--- START Stored rows ---
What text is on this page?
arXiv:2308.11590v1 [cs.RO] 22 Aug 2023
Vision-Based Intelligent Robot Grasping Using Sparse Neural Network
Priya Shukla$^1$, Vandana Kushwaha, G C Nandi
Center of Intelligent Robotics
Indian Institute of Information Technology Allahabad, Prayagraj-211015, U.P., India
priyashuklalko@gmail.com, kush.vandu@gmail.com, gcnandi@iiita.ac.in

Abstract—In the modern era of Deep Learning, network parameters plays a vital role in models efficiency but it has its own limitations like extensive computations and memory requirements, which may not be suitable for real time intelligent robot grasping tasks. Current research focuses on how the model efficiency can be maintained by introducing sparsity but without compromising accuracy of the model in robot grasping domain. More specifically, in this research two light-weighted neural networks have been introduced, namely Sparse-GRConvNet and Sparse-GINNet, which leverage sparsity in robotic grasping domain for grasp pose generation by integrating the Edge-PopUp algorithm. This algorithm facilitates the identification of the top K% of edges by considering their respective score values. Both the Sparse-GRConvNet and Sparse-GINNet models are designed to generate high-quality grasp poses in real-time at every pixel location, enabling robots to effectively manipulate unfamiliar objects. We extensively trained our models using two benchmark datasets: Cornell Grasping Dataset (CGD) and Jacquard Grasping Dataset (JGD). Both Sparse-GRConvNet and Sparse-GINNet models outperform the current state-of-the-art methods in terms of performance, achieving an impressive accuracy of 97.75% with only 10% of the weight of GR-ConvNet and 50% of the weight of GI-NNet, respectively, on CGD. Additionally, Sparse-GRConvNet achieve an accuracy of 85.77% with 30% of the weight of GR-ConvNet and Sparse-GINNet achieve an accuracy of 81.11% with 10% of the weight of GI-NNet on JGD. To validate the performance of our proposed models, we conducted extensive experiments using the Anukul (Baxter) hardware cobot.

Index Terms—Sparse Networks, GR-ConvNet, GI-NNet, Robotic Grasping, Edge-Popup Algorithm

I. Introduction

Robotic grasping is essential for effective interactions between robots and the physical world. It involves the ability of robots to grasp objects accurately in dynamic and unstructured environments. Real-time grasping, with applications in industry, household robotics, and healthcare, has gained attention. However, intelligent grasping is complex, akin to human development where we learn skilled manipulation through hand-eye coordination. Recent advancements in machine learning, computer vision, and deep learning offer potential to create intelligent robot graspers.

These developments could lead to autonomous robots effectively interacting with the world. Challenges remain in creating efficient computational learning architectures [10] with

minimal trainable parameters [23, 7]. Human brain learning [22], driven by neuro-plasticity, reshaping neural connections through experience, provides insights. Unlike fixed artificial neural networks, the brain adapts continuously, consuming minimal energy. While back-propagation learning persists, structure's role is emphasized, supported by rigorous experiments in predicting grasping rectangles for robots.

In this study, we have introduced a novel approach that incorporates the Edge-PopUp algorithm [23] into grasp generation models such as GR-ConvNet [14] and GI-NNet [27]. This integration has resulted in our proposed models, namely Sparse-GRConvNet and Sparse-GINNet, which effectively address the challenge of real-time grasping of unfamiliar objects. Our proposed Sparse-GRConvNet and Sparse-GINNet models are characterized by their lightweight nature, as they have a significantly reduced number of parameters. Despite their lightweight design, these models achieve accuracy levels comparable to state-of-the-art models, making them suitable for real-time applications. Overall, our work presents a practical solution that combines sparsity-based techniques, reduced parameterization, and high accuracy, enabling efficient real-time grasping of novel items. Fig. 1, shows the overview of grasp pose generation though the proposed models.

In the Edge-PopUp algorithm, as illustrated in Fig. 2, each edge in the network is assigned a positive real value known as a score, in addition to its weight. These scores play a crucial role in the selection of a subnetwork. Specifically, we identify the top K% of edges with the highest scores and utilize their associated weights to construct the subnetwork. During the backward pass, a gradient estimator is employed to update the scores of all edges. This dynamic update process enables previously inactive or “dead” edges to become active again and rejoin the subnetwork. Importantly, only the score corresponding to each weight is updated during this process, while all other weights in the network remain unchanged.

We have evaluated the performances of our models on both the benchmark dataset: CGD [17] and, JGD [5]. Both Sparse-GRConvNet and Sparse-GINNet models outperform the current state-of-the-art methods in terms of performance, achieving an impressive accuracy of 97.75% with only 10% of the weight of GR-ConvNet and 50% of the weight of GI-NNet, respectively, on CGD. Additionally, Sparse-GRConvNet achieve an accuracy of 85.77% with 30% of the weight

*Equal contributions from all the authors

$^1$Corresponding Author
--- END Stored rows ---
What to produce: Quote all the records exactly, please, leaving none out.

Full solution:
What text is on this page?
arXiv:2308.11590v1 [cs.RO] 22 Aug 2023
Vision-Based Intelligent Robot Grasping Using Sparse Neural Network
Priya Shukla$^1$, Vandana Kushwaha, G C Nandi
Center of Intelligent Robotics
Indian Institute of Information Technology Allahabad, Prayagraj-211015, U.P., India
priyashuklalko@gmail.com, kush.vandu@gmail.com, gcnandi@iiita.ac.in

Abstract—In the modern era of Deep Learning, network parameters plays a vital role in models efficiency but it has its own limitations like extensive computations and memory requirements, which may not be suitable for real time intelligent robot grasping tasks. Current research focuses on how the model efficiency can be maintained by introducing sparsity but without compromising accuracy of the model in robot grasping domain. More specifically, in this research two light-weighted neural networks have been introduced, namely Sparse-GRConvNet and Sparse-GINNet, which leverage sparsity in robotic grasping domain for grasp pose generation by integrating the Edge-PopUp algorithm. This algorithm facilitates the identification of the top K% of edges by considering their respective score values. Both the Sparse-GRConvNet and Sparse-GINNet models are designed to generate high-quality grasp poses in real-time at every pixel location, enabling robots to effectively manipulate unfamiliar objects. We extensively trained our models using two benchmark datasets: Cornell Grasping Dataset (CGD) and Jacquard Grasping Dataset (JGD). Both Sparse-GRConvNet and Sparse-GINNet models outperform the current state-of-the-art methods in terms of performance, achieving an impressive accuracy of 97.75% with only 10% of the weight of GR-ConvNet and 50% of the weight of GI-NNet, respectively, on CGD. Additionally, Sparse-GRConvNet achieve an accuracy of 85.77% with 30% of the weight of GR-ConvNet and Sparse-GINNet achieve an accuracy of 81.11% with 10% of the weight of GI-NNet on JGD. To validate the performance of our proposed models, we conducted extensive experiments using the Anukul (Baxter) hardware cobot.

Index Terms—Sparse Networks, GR-ConvNet, GI-NNet, Robotic Grasping, Edge-Popup Algorithm

I. Introduction

Robotic grasping is essential for effective interactions between robots and the physical world. It involves the ability of robots to grasp objects accurately in dynamic and unstructured environments. Real-time grasping, with applications in industry, household robotics, and healthcare, has gained attention. However, intelligent grasping is complex, akin to human development where we learn skilled manipulation through hand-eye coordination. Recent advancements in machine learning, computer vision, and deep learning offer potential to create intelligent robot graspers.

These developments could lead to autonomous robots effectively interacting with the world. Challenges remain in creating efficient computational learning architectures [10] with

minimal trainable parameters [23, 7]. Human brain learning [22], driven by neuro-plasticity, reshaping neural connections through experience, provides insights. Unlike fixed artificial neural networks, the brain adapts continuously, consuming minimal energy. While back-propagation learning persists, structure's role is emphasized, supported by rigorous experiments in predicting grasping rectangles for robots.

In this study, we have introduced a novel approach that incorporates the Edge-PopUp algorithm [23] into grasp generation models such as GR-ConvNet [14] and GI-NNet [27]. This integration has resulted in our proposed models, namely Sparse-GRConvNet and Sparse-GINNet, which effectively address the challenge of real-time grasping of unfamiliar objects. Our proposed Sparse-GRConvNet and Sparse-GINNet models are characterized by their lightweight nature, as they have a significantly reduced number of parameters. Despite their lightweight design, these models achieve accuracy levels comparable to state-of-the-art models, making them suitable for real-time applications. Overall, our work presents a practical solution that combines sparsity-based techniques, reduced parameterization, and high accuracy, enabling efficient real-time grasping of novel items. Fig. 1, shows the overview of grasp pose generation though the proposed models.

In the Edge-PopUp algorithm, as illustrated in Fig. 2, each edge in the network is assigned a positive real value known as a score, in addition to its weight. These scores play a crucial role in the selection of a subnetwork. Specifically, we identify the top K% of edges with the highest scores and utilize their associated weights to construct the subnetwork. During the backward pass, a gradient estimator is employed to update the scores of all edges. This dynamic update process enables previously inactive or “dead” edges to become active again and rejoin the subnetwork. Importantly, only the score corresponding to each weight is updated during this process, while all other weights in the network remain unchanged.

We have evaluated the performances of our models on both the benchmark dataset: CGD [17] and, JGD [5]. Both Sparse-GRConvNet and Sparse-GINNet models outperform the current state-of-the-art methods in terms of performance, achieving an impressive accuracy of 97.75% with only 10% of the weight of GR-ConvNet and 50% of the weight of GI-NNet, respectively, on CGD. Additionally, Sparse-GRConvNet achieve an accuracy of 85.77% with 30% of the weight

*Equal contributions from all the authors

$^1$Corresponding Author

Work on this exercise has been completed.